Gather up the lines that contain "Dollar".

<<<<

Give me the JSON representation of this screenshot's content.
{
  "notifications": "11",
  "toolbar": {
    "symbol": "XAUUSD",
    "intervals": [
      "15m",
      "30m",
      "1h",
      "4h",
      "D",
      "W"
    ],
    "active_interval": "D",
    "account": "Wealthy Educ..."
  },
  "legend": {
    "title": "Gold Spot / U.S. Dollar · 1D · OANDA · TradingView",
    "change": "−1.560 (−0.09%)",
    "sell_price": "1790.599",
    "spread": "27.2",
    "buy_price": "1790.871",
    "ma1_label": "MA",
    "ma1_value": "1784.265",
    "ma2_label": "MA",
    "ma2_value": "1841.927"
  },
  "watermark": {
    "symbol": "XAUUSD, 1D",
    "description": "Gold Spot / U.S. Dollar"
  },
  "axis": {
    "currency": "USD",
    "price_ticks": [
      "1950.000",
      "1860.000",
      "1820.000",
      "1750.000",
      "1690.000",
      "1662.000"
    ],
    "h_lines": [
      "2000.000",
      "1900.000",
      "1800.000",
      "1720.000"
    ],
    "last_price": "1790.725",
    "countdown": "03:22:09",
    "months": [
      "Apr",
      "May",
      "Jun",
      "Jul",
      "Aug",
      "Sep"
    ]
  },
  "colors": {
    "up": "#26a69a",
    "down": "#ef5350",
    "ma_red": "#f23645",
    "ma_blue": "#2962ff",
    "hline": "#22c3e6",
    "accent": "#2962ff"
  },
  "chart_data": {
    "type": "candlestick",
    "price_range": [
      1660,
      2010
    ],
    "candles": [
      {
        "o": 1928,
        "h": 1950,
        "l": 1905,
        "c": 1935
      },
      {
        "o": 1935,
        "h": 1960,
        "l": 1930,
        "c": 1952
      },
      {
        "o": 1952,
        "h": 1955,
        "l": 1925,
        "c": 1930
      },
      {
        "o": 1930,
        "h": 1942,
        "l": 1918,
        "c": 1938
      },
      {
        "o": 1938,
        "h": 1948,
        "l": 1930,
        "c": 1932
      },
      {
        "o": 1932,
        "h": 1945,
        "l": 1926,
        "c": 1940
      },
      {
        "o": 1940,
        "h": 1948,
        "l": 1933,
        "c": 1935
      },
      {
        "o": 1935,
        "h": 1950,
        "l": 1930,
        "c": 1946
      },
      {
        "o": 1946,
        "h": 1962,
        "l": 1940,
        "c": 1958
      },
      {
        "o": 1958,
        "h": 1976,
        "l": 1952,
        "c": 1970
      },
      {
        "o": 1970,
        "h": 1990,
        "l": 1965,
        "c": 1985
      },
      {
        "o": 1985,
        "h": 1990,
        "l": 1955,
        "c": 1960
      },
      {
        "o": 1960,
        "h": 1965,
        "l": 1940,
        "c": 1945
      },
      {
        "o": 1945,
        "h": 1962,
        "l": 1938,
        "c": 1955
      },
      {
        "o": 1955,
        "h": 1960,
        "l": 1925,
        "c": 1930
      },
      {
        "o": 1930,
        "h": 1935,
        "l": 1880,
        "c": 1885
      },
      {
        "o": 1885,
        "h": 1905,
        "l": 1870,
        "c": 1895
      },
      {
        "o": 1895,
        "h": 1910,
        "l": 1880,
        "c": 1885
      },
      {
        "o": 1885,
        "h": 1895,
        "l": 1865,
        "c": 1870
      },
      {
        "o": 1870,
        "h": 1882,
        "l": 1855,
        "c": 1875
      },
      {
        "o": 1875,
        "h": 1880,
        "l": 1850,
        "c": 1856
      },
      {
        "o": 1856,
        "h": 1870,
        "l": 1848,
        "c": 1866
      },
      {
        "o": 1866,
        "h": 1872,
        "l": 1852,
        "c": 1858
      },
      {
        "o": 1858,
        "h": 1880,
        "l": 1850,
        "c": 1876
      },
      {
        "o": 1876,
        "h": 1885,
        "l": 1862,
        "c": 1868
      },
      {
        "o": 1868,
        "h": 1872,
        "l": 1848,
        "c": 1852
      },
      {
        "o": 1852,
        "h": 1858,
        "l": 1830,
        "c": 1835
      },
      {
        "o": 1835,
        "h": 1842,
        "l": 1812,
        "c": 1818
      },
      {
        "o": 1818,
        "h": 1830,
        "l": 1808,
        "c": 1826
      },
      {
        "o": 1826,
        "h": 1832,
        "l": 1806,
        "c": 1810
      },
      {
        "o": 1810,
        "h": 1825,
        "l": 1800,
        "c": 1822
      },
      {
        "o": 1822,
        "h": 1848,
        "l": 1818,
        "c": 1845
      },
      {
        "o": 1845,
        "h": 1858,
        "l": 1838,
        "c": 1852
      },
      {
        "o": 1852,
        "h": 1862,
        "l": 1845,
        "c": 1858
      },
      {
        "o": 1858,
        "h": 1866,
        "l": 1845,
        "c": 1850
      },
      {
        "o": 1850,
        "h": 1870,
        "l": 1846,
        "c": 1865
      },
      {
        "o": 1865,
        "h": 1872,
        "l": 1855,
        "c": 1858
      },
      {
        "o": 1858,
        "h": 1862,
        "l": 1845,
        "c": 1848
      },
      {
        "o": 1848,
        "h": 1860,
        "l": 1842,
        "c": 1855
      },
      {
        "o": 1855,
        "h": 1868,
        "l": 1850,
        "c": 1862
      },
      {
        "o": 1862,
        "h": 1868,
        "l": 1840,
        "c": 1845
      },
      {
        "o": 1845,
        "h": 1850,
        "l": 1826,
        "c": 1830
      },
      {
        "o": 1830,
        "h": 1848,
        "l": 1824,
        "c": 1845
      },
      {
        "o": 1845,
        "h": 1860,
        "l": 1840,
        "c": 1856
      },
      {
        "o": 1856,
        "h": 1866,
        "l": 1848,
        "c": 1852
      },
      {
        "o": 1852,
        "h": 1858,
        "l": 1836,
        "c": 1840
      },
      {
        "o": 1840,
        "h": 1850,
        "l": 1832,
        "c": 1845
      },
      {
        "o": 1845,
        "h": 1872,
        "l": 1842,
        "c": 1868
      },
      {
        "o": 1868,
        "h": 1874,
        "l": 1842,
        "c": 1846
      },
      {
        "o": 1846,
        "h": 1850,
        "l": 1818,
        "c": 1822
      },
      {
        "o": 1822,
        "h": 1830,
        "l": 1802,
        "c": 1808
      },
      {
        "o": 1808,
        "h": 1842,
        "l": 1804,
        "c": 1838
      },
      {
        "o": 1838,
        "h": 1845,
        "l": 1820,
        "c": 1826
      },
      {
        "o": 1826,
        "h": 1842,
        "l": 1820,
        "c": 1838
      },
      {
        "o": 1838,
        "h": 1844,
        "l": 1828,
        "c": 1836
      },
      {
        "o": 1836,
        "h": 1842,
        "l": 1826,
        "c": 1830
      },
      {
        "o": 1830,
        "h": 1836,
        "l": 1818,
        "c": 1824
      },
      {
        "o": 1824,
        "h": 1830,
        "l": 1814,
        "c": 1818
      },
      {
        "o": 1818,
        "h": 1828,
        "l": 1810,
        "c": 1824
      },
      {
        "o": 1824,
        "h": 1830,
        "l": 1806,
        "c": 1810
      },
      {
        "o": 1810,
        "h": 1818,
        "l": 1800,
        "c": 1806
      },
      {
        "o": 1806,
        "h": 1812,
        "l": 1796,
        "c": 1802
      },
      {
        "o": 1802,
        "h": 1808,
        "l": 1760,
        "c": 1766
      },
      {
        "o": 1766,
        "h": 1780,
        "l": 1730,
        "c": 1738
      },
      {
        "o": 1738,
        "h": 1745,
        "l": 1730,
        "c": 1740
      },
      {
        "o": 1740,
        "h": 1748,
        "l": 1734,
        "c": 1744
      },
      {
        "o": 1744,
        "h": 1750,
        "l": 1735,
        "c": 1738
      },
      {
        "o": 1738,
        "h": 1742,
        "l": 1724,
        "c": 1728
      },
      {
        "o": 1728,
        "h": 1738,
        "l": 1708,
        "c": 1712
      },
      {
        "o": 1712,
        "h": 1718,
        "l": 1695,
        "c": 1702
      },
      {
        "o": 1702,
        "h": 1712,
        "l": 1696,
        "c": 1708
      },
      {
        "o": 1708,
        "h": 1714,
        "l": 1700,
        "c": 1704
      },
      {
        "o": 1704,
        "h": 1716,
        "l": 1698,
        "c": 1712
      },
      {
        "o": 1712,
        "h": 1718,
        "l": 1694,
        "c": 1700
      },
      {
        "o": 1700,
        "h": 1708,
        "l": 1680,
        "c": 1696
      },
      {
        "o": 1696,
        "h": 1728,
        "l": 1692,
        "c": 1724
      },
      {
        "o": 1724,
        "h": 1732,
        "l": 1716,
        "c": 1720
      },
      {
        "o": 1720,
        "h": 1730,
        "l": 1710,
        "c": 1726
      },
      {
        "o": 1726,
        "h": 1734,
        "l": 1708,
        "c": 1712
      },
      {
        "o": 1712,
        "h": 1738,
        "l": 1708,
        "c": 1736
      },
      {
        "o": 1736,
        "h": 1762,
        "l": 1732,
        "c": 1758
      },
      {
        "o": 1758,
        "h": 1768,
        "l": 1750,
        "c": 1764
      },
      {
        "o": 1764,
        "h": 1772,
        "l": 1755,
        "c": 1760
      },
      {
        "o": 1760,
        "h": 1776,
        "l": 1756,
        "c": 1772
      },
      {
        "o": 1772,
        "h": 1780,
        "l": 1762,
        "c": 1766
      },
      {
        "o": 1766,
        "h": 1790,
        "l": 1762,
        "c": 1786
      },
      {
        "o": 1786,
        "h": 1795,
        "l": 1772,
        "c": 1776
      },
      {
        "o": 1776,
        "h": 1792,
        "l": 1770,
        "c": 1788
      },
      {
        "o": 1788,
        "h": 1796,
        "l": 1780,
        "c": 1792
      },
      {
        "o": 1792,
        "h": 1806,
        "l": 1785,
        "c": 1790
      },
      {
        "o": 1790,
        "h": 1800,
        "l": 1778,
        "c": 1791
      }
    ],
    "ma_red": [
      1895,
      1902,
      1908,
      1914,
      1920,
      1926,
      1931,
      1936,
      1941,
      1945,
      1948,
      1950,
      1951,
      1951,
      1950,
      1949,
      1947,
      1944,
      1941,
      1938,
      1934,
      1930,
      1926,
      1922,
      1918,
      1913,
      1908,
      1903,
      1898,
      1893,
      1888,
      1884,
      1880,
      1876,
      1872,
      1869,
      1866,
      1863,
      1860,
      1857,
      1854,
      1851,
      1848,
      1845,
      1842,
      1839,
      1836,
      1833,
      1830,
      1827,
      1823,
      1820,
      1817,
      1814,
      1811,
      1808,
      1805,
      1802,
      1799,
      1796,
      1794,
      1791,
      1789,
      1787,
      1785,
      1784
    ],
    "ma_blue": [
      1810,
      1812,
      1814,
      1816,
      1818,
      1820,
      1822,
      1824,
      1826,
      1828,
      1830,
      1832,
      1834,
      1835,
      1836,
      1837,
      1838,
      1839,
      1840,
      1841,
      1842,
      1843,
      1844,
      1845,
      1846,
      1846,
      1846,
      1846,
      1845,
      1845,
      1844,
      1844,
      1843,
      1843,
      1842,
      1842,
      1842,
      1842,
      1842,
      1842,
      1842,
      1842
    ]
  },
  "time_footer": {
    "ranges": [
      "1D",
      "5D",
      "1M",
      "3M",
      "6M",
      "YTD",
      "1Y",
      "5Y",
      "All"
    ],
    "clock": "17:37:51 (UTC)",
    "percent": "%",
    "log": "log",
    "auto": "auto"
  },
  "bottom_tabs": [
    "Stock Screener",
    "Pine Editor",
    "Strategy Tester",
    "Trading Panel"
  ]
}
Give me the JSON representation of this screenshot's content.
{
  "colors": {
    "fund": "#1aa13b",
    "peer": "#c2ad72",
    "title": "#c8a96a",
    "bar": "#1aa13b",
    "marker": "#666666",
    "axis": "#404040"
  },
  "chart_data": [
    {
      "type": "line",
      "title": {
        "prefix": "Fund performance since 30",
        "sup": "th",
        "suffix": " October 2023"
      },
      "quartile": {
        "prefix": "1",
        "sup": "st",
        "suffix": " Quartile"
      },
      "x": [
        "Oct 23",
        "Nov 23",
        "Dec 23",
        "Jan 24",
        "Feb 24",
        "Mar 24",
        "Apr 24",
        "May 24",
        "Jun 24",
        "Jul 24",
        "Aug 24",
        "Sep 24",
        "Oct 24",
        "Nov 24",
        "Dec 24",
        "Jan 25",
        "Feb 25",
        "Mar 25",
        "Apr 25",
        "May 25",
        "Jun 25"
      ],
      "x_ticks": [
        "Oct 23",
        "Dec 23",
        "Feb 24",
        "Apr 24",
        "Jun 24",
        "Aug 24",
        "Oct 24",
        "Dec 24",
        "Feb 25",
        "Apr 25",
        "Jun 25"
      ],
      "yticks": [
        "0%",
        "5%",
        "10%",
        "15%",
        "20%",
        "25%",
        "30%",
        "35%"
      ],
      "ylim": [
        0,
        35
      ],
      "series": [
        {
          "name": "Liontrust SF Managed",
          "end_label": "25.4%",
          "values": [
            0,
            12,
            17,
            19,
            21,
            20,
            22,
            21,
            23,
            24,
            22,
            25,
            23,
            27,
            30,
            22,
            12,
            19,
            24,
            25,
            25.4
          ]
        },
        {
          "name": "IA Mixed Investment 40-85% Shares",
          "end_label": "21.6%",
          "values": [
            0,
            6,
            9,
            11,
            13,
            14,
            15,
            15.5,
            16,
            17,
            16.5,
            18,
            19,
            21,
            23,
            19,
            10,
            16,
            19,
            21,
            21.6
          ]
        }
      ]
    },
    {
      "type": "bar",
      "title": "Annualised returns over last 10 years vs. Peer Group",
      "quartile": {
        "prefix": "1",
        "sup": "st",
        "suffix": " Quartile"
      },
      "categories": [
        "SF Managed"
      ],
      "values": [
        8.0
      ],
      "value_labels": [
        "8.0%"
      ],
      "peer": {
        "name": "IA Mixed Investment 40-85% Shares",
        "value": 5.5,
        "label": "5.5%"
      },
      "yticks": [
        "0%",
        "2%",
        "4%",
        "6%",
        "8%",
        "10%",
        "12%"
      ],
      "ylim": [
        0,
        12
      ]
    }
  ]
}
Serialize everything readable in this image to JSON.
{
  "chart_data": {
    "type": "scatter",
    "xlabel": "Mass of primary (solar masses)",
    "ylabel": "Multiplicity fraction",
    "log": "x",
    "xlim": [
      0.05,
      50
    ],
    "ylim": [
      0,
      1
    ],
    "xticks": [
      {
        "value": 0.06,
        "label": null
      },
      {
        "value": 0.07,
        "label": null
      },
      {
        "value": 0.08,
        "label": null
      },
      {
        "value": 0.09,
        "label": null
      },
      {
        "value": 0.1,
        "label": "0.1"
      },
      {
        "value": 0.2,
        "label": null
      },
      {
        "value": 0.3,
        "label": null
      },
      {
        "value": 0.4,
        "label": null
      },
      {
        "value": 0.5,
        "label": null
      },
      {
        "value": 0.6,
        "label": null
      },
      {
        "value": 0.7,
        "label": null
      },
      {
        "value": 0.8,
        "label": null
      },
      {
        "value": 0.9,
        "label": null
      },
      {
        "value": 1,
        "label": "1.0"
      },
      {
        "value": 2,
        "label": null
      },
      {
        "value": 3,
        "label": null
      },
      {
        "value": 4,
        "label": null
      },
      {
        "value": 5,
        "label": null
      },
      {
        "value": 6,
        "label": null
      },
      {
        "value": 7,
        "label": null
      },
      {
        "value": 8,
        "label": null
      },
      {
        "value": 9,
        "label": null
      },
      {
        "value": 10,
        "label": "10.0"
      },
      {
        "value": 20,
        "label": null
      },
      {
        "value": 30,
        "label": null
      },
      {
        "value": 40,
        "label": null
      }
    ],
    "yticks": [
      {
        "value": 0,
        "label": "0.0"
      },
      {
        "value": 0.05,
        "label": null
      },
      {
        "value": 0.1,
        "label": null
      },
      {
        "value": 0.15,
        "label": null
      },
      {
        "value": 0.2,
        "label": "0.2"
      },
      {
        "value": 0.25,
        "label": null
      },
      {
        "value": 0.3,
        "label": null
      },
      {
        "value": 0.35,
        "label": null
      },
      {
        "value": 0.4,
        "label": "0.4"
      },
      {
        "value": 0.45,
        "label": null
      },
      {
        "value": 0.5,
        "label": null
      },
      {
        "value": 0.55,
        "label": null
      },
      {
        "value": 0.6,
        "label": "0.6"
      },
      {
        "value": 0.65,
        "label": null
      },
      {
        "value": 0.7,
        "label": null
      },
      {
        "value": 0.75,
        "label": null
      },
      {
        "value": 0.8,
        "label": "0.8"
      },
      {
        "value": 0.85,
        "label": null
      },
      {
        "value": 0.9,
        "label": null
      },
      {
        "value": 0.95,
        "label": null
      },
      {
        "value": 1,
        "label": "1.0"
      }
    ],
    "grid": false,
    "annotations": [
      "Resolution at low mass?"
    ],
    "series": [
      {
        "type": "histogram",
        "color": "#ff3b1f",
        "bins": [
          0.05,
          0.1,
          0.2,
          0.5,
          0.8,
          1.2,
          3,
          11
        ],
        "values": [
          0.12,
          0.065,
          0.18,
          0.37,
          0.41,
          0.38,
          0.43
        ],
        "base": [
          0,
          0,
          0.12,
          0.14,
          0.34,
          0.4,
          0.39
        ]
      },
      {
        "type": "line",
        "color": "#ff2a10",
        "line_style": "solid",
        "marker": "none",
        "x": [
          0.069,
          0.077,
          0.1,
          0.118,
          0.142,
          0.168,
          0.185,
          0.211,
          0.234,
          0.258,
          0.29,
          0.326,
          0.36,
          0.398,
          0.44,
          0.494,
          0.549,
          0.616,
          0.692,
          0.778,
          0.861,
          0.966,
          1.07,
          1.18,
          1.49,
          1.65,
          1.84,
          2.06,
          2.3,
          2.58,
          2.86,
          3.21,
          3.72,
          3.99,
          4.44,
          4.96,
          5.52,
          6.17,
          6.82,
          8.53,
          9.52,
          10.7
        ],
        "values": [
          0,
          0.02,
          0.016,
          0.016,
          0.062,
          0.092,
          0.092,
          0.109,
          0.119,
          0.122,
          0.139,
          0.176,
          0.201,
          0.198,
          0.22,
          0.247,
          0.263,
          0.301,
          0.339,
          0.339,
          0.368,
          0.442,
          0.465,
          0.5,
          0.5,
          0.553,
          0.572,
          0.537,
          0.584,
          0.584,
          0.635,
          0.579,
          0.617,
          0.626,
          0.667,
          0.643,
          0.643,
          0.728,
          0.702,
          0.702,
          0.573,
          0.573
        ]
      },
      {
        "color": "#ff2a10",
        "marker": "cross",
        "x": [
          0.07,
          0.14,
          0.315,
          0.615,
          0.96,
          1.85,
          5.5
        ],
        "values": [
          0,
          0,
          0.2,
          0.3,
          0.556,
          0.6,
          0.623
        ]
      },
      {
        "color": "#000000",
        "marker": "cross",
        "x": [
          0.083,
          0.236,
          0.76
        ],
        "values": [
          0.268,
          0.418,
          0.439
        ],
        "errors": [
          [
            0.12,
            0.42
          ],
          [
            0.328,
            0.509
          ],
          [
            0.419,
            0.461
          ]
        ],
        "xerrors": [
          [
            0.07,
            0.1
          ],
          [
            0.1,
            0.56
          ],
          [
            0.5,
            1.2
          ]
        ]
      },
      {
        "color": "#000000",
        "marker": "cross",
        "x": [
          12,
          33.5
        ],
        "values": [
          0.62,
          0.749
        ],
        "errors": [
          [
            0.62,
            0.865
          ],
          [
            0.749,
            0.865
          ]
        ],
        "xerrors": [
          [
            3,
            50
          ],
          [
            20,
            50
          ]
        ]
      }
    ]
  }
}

>>>>

# FINISHED ANSWER
    "title": "Gold Spot / U.S. Dollar · 1D · OANDA · TradingView",
    "description": "Gold Spot / U.S. Dollar"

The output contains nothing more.